◆ **EXERCISE DETAILS**
Copy each line below in which the word "measure" occurs.

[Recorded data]

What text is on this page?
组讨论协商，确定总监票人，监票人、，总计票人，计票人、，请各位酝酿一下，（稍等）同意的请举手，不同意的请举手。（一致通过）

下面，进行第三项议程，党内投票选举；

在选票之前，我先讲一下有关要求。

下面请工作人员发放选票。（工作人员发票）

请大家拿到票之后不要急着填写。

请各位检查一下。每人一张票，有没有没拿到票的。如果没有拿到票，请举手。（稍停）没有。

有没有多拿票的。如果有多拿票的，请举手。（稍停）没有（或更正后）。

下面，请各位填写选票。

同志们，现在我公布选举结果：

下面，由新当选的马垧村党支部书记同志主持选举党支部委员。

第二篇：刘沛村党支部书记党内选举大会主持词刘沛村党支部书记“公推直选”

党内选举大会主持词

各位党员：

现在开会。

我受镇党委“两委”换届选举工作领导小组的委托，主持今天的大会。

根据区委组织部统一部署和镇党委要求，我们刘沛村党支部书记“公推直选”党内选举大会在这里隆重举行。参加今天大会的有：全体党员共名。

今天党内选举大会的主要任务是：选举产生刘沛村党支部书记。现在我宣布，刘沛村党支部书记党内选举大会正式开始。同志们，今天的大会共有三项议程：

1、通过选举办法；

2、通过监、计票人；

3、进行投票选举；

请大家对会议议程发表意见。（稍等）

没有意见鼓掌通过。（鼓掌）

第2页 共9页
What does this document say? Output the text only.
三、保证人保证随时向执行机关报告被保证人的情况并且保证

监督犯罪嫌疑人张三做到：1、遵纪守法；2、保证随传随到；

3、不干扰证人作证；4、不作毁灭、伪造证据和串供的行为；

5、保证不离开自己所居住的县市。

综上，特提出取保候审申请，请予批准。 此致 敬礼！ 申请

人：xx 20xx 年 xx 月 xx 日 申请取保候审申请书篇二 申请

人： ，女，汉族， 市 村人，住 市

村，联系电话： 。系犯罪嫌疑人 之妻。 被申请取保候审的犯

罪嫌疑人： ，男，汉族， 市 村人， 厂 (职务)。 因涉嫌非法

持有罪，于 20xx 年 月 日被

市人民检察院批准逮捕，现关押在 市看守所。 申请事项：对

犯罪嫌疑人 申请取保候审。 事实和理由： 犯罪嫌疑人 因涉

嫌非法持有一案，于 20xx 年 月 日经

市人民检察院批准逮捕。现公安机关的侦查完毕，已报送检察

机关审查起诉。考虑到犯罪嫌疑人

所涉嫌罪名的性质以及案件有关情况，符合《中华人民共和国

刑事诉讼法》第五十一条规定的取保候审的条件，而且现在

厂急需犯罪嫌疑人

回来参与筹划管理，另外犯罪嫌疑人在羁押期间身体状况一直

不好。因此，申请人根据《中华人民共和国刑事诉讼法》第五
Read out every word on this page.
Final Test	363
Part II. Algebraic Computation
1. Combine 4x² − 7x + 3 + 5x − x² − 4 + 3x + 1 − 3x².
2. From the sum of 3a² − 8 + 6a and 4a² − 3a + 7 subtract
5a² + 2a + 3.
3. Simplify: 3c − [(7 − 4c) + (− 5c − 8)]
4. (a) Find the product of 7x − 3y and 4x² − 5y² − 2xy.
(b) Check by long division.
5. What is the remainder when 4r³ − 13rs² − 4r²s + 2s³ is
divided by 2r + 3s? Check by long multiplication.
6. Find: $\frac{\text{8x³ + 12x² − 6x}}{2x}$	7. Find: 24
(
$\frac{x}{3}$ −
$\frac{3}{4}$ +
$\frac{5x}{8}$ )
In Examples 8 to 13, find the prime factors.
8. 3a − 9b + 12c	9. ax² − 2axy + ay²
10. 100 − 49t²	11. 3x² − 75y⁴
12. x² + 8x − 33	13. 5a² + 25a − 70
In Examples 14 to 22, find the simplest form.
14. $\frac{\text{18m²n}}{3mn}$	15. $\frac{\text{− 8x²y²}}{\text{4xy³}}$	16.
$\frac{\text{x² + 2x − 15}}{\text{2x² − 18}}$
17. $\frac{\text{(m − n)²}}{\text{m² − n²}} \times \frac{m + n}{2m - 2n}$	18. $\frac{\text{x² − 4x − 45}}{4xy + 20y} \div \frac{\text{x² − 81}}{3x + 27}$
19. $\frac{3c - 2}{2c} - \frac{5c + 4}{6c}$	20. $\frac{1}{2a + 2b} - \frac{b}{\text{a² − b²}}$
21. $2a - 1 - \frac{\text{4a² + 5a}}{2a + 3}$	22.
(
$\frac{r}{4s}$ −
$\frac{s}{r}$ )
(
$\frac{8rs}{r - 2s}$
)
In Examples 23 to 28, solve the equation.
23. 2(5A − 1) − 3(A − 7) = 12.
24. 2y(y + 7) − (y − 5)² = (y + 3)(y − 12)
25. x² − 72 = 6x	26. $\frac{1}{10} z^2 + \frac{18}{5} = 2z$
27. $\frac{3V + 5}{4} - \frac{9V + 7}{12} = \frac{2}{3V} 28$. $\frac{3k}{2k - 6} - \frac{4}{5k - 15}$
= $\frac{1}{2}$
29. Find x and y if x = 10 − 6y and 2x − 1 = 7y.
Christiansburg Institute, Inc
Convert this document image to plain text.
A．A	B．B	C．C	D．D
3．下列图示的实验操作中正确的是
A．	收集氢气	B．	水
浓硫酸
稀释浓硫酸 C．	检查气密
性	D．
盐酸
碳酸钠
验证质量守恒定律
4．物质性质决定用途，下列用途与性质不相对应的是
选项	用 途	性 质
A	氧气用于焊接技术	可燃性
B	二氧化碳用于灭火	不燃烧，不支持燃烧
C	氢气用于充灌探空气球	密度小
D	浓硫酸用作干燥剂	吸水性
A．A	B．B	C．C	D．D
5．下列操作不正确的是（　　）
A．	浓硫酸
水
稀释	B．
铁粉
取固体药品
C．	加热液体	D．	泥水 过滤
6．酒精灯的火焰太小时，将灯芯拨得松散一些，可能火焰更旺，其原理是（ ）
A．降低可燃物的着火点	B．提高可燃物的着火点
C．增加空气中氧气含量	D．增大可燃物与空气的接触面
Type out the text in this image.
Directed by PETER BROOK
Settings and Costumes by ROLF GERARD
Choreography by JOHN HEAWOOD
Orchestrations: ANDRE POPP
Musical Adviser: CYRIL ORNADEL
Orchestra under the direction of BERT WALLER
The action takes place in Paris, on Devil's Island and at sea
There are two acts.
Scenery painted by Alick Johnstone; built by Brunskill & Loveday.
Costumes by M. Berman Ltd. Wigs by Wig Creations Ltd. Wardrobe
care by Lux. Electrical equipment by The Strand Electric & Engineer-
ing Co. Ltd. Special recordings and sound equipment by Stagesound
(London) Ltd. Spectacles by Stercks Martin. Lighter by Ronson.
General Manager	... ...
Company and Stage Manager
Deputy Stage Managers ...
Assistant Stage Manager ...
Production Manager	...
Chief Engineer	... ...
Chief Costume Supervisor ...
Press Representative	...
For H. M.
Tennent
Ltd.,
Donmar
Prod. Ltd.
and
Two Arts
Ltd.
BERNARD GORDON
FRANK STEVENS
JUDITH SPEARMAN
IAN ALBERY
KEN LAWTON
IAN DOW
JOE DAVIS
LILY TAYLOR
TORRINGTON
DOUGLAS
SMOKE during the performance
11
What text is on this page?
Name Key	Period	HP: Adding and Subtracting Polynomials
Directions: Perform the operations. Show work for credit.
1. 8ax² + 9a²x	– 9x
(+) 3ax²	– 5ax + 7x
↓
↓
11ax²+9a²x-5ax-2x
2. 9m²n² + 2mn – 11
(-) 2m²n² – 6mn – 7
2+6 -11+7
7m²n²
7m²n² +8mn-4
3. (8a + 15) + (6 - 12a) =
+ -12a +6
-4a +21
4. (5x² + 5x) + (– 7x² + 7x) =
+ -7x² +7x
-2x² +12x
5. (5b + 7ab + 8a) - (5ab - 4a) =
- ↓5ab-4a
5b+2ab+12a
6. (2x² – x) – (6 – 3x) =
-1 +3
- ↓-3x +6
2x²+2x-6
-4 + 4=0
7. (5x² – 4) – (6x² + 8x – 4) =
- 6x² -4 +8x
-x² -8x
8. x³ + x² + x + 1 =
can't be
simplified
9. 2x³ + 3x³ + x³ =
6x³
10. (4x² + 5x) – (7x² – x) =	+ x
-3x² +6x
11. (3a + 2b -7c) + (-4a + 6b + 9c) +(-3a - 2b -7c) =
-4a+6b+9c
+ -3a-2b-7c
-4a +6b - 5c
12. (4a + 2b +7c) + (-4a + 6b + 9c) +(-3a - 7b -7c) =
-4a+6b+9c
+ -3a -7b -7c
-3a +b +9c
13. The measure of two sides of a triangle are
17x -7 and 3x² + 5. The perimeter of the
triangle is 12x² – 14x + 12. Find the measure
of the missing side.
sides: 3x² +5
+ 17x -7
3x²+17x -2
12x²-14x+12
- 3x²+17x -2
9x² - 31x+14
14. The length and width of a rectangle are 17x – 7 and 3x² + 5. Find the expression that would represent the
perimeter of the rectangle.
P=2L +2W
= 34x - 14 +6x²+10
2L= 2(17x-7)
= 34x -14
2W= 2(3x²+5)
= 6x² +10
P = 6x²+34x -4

◆ **EXERCISE OUTPUT**
13. The measure of two sides of a triangle are
triangle is 12x² – 14x + 12. Find the measure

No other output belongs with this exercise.